=== Task prompt ===
Copy out each line that has "actividades" in it.

=== Data excerpts ===
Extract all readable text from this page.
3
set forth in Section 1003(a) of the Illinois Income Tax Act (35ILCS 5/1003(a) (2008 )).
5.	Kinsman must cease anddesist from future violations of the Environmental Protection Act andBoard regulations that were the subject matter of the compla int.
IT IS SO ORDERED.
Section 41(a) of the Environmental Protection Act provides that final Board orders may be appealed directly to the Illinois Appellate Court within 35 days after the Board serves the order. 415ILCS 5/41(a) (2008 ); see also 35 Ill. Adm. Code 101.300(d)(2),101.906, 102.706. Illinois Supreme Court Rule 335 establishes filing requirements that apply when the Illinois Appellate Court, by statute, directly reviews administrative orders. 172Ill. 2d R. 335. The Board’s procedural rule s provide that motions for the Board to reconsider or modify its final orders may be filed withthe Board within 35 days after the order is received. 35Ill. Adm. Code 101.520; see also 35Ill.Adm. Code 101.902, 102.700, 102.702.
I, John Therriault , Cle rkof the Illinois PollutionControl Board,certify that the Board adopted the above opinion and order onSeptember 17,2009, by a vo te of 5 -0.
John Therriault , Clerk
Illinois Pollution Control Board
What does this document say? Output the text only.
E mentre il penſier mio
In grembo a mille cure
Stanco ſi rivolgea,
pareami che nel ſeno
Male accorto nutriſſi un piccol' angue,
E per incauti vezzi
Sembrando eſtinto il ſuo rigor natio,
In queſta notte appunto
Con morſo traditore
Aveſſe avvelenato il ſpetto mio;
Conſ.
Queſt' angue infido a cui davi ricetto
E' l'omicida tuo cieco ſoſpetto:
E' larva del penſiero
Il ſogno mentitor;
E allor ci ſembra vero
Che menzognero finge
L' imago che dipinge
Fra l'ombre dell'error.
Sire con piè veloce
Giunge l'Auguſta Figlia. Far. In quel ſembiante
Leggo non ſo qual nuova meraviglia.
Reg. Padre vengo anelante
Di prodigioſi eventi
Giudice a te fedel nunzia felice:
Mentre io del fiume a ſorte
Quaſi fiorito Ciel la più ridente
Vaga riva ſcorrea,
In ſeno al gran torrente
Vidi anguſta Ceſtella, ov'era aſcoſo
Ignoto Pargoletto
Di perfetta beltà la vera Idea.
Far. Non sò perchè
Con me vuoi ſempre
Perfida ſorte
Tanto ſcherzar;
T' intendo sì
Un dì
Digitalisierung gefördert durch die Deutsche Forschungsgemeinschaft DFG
==
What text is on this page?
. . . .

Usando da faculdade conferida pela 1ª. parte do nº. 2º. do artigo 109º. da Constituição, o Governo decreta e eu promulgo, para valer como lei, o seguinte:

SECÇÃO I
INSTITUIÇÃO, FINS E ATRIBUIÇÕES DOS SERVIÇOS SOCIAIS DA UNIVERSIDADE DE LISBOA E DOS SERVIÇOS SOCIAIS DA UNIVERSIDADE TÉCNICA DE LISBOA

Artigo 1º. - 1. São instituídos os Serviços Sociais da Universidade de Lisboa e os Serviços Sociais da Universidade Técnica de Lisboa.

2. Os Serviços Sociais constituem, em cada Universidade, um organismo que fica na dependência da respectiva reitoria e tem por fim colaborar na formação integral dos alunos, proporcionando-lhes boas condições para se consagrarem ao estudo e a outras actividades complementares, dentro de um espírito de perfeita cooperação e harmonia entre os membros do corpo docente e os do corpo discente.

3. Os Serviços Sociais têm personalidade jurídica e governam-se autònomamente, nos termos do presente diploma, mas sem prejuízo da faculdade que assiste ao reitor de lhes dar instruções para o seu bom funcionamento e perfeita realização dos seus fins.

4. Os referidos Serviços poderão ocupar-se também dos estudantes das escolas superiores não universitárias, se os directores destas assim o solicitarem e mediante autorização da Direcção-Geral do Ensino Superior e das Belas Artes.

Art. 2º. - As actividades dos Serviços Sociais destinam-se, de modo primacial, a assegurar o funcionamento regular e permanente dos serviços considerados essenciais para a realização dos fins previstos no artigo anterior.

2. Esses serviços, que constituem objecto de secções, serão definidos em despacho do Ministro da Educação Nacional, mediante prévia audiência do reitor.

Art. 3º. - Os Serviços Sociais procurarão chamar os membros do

=== Task answer ===
2. Os Serviços Sociais constituem, em cada Universidade, um organismo que fica na dependência da respectiva reitoria e tem por fim colaborar na formação integral dos alunos, proporcionando-lhes boas condições para se consagrarem ao estudo e a outras actividades complementares, dentro de um espírito de perfeita cooperação e harmonia entre os membros do corpo docente e os do corpo discente.
Art. 2º. - As actividades dos Serviços Sociais destinam-se, de modo primacial, a assegurar o funcionamento regular e permanente dos serviços considerados essenciais para a realização dos fins previstos no artigo anterior.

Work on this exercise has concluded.